╭─ Records to use

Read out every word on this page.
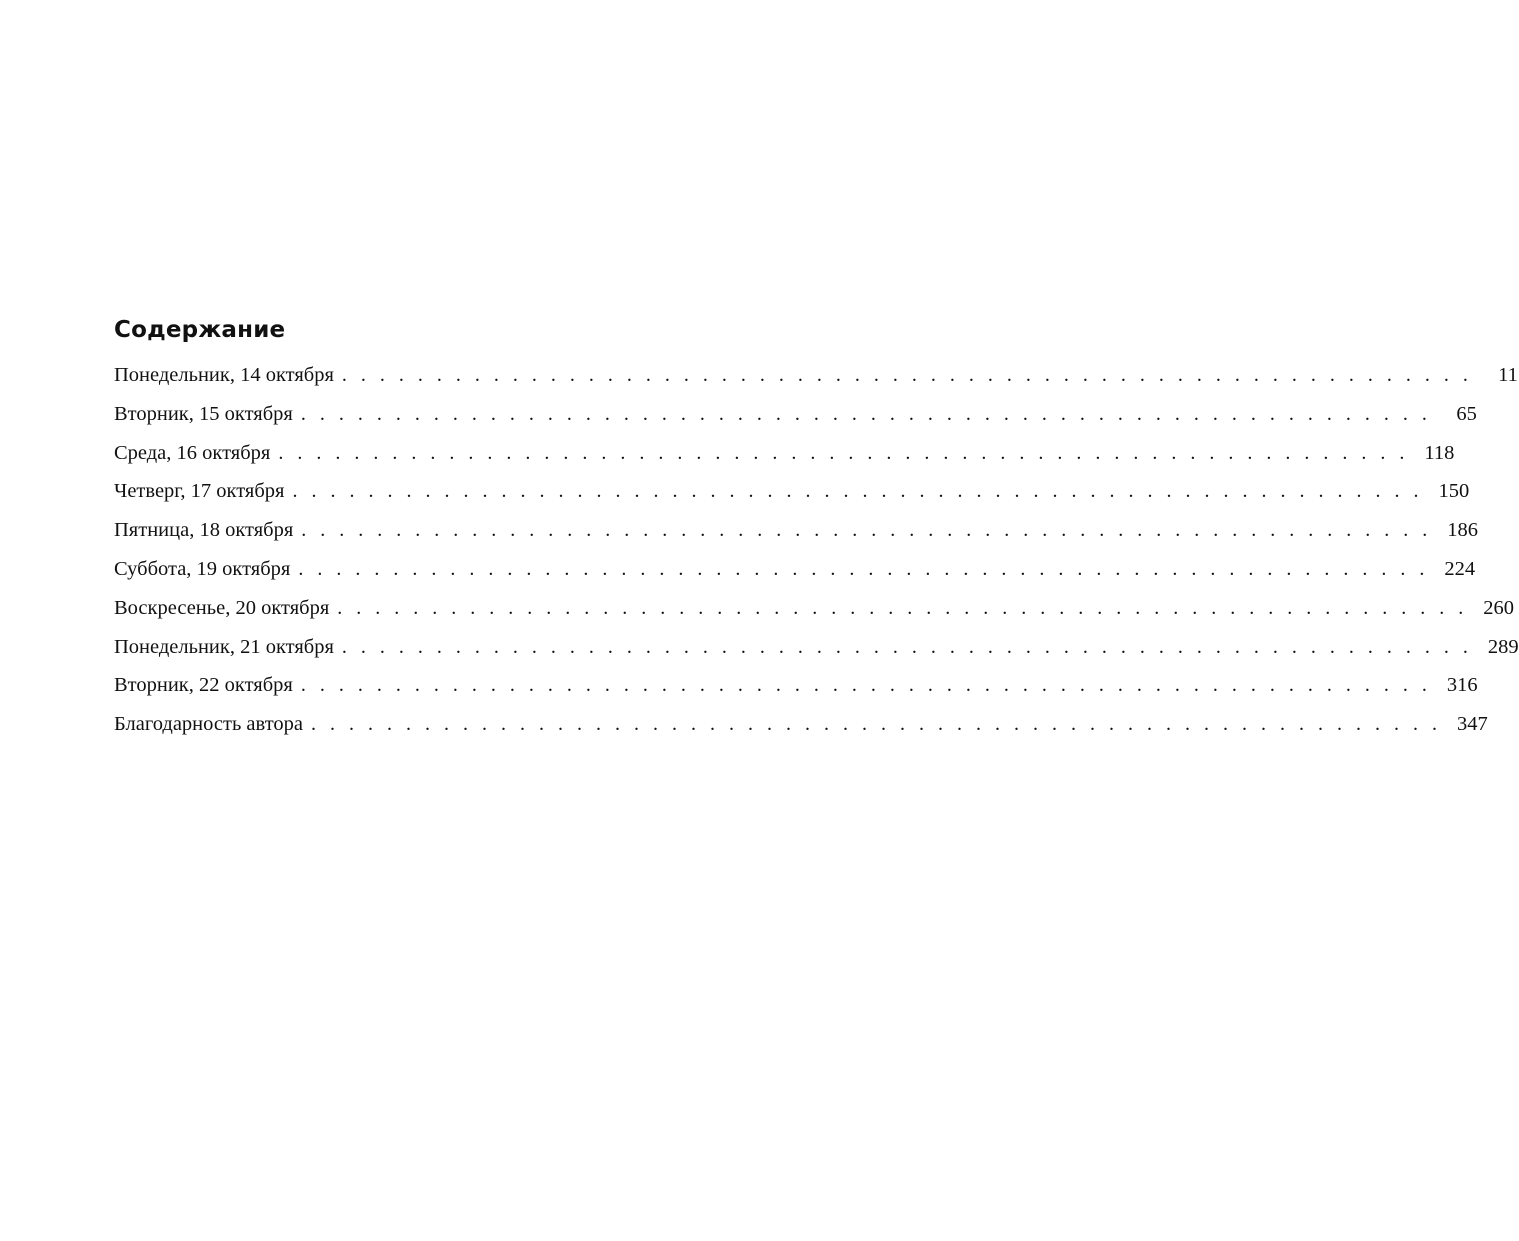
Содержание
Понедельник, 14 октября ............................................................ 11
Вторник, 15 октября ............................................................ 65
Среда, 16 октября ............................................................ 118
Четверг, 17 октября ............................................................ 150
Пятница, 18 октября ............................................................ 186
Суббота, 19 октября ............................................................ 224
Воскресенье, 20 октября ............................................................ 260
Понедельник, 21 октября ............................................................ 289
Вторник, 22 октября ............................................................ 316
Благодарность автора ............................................................ 347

╰─

**Written exercise:** Reproduce the entries exactly. Do not carry over any picture.

**Output of the task:**
Read out every word on this page.
Содержание
Понедельник, 14 октября ............................................................ 11
Вторник, 15 октября ............................................................ 65
Среда, 16 октября ............................................................ 118
Четверг, 17 октября ............................................................ 150
Пятница, 18 октября ............................................................ 186
Суббота, 19 октября ............................................................ 224
Воскресенье, 20 октября ............................................................ 260
Понедельник, 21 октября ............................................................ 289
Вторник, 22 октября ............................................................ 316
Благодарность автора ............................................................ 347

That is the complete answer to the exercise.